Work to complete: Select, from the data, each line where "name" occurs.
--- START Source data ---
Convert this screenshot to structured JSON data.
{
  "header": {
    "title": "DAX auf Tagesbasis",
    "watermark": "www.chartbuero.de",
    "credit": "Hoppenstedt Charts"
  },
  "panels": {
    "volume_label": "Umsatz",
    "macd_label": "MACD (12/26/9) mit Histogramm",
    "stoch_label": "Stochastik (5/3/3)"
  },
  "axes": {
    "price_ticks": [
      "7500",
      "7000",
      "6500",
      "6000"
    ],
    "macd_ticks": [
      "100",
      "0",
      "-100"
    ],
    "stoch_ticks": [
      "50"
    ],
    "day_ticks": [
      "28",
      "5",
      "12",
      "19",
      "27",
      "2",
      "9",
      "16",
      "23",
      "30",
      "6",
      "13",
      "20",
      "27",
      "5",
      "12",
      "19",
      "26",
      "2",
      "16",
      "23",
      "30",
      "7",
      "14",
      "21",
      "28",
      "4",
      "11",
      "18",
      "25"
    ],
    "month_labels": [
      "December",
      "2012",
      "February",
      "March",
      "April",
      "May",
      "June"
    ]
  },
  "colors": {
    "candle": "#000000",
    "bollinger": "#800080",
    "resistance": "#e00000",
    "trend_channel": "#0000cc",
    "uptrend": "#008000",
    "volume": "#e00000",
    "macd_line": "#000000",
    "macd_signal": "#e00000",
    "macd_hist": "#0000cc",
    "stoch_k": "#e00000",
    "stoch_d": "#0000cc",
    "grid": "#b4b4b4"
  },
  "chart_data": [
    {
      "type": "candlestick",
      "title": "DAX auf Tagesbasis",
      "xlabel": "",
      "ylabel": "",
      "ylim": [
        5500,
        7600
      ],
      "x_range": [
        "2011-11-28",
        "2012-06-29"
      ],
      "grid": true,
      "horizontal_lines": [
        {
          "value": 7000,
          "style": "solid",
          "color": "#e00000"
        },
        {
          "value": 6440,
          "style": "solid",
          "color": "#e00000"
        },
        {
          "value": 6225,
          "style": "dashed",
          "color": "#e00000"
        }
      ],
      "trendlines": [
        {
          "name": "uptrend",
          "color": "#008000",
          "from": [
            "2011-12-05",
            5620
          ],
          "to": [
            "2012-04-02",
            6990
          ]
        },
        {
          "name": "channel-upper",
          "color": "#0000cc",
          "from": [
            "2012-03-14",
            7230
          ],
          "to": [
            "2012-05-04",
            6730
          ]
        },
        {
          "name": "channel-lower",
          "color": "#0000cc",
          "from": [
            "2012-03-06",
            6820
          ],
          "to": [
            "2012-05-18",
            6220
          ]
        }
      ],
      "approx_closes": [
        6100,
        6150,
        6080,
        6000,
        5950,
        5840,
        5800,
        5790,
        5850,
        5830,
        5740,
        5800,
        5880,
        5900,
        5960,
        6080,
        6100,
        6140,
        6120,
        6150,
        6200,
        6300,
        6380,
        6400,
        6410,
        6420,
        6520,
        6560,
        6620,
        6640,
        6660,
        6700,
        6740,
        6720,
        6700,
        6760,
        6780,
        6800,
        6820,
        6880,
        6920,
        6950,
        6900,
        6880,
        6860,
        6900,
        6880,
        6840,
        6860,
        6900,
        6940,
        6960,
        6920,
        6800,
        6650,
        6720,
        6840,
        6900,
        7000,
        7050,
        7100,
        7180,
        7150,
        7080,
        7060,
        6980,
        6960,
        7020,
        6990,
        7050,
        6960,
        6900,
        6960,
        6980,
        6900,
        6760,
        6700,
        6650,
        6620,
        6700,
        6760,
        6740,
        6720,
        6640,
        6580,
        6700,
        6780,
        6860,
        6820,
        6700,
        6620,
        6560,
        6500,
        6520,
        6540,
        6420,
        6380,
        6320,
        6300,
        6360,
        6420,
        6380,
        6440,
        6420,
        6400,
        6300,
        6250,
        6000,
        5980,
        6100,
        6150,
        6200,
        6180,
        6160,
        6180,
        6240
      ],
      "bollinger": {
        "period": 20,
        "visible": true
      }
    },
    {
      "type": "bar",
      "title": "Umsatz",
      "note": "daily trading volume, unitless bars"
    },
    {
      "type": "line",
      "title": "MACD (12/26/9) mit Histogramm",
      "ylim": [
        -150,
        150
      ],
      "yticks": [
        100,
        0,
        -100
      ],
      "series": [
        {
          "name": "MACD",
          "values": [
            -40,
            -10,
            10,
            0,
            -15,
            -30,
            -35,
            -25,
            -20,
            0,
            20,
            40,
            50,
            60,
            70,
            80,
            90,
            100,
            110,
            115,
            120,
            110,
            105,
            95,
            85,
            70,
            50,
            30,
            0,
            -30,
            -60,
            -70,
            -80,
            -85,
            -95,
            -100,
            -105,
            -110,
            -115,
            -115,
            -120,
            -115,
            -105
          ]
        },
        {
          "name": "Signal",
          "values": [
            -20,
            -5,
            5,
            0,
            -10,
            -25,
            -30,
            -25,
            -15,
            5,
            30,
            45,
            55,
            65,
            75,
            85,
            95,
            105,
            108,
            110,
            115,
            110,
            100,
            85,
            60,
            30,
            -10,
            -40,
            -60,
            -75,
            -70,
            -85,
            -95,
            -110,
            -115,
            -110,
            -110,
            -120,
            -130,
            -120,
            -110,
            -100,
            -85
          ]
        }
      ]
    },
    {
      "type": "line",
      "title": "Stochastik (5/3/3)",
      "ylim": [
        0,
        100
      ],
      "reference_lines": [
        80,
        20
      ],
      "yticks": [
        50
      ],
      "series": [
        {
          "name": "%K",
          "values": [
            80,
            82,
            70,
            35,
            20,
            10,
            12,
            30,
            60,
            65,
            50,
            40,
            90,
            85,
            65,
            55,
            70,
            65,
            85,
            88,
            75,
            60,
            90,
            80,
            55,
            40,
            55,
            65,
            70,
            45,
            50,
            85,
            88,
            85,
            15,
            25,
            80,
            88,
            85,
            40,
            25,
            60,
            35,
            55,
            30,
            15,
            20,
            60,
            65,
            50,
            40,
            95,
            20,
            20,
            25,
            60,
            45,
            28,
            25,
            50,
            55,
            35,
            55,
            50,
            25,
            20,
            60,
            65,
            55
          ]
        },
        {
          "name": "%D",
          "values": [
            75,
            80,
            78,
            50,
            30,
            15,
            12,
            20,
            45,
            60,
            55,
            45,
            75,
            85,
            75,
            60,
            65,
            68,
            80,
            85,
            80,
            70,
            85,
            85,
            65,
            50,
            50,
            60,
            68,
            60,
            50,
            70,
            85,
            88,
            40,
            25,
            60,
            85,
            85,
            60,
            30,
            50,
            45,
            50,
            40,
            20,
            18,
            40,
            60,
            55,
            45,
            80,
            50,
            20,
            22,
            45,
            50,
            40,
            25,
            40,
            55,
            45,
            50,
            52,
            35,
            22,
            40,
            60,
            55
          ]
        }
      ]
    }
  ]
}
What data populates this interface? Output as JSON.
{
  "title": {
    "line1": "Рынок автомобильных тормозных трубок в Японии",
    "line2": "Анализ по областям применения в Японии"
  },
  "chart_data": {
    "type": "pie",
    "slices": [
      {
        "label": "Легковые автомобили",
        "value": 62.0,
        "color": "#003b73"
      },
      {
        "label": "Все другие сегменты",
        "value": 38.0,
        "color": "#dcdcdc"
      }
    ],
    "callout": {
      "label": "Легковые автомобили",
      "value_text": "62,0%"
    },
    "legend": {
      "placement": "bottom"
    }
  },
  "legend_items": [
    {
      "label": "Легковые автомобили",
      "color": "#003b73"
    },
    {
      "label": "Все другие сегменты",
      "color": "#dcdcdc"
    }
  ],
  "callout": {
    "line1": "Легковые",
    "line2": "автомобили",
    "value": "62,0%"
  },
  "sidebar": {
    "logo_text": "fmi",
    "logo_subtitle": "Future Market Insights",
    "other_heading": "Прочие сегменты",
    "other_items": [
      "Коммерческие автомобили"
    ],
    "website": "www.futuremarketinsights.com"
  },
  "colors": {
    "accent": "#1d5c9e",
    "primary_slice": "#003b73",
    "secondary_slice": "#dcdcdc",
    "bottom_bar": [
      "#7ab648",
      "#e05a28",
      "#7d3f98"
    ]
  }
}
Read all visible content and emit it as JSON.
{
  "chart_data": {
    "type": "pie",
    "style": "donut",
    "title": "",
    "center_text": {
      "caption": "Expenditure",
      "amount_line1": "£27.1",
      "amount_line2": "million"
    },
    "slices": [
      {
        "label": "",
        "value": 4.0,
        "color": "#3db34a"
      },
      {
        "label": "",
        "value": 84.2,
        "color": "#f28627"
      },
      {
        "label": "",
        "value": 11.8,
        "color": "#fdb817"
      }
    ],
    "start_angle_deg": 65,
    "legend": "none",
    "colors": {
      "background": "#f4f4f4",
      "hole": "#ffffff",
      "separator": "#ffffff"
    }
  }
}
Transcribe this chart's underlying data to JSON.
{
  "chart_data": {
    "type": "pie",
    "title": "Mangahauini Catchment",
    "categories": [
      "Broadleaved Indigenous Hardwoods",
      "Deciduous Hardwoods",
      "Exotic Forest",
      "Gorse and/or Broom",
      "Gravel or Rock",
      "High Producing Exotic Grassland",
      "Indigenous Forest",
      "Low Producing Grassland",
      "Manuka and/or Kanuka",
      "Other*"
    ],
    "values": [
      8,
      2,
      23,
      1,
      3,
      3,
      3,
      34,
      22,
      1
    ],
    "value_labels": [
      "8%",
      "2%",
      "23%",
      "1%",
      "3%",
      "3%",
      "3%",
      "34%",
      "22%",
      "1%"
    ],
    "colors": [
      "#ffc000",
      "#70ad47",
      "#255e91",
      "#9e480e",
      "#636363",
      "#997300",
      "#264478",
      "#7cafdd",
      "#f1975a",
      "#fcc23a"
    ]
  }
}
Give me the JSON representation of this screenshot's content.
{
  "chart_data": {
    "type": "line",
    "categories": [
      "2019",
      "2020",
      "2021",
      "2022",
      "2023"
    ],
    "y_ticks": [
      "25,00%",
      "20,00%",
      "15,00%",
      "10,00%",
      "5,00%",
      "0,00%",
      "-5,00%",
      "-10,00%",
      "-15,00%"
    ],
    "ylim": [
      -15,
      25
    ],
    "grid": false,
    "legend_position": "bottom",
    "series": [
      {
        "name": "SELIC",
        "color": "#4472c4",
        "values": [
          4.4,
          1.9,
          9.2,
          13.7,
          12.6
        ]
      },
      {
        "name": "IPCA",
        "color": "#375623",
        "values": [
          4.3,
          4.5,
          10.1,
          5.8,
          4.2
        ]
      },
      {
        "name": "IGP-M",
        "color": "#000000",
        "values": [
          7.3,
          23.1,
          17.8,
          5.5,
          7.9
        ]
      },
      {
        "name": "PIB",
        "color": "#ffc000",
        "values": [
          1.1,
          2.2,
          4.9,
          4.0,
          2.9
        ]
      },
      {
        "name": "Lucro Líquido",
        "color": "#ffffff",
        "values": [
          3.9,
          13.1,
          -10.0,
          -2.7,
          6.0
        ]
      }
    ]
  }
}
--- END Source data ---
Task result:
          "name": "uptrend",
          "name": "channel-upper",
          "name": "channel-lower",
          "name": "MACD",
          "name": "Signal",
          "name": "%K",
          "name": "%D",
        "name": "SELIC",
        "name": "IPCA",
        "name": "IGP-M",
        "name": "PIB",
        "name": "Lucro Líquido",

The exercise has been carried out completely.